Go through the data below. List every line that holds the word "baffles".

◆ **Given entries**
=-=-=-=-=

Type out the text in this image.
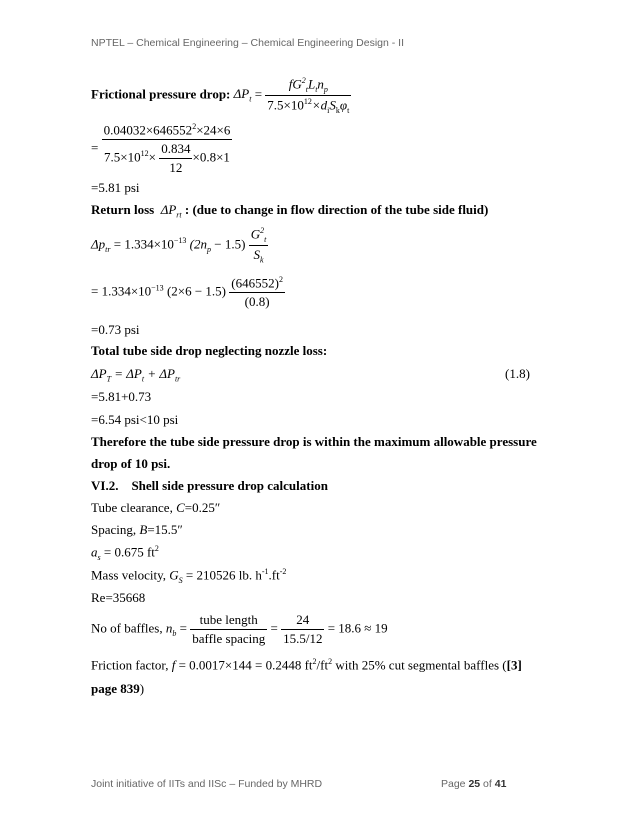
NPTEL – Chemical Engineering – Chemical Engineering Design - II
Frictional pressure drop: $\Delta P_t = \frac{fG^2_tL_tn_p}{7.5\times 10^{12}\times d_iS_k\varphi_t}$
= $\frac{0.04032\times 646552^2\times 24\times 6}{7.5\times 10^{12}\times \frac{0.834}{12} \times 0.8\times 1}$
=5.81 psi
Return loss $\Delta P_{rt}$ : (due to change in flow direction of the tube side fluid)
$\Delta p_{tr} = 1.334\times 10^{-13}$ $(2n_p - 1.5) \frac{G^2_t}{S_k}$
= $1.334\times 10^{-13}$ $(2\times 6 - 1.5) \frac{(646552)^2}{(0.8)}$
=0.73 psi
Total tube side drop neglecting nozzle loss:
$\Delta P_T = \Delta P_t + \Delta P_{tr}$	(1.8)
=5.81+0.73
=6.54 psi<10 psi
Therefore the tube side pressure drop is within the maximum allowable pressure
drop of 10 psi.
VI.2. Shell side pressure drop calculation
Tube clearance, C=0.25″
Spacing, B=15.5″
$a_s = 0.675$ $ft^2$
Mass velocity, $G_S = 210526$ lb. $h^{-1}.ft^{-2}$
Re=35668
No of baffles, $n_b = \frac{\text{tube length}}{\text{baffle spacing}} = \frac{24}{15.5/12} = 18.6 \approx 19$
Friction factor, f = 0.0017×144 = 0.2448 $ft^2/ft^2$ with 25% cut segmental baffles ([3]
page 839)
Joint initiative of IITs and IISc – Funded by MHRD	Page 25 of 41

=-=-=-=-=

◆ **The result**
No of baffles, $n_b = \frac{\text{tube length}}{\text{baffle spacing}} = \frac{24}{15.5/12} = 18.6 \approx 19$
Friction factor, f = 0.0017×144 = 0.2448 $ft^2/ft^2$ with 25% cut segmental baffles ([3]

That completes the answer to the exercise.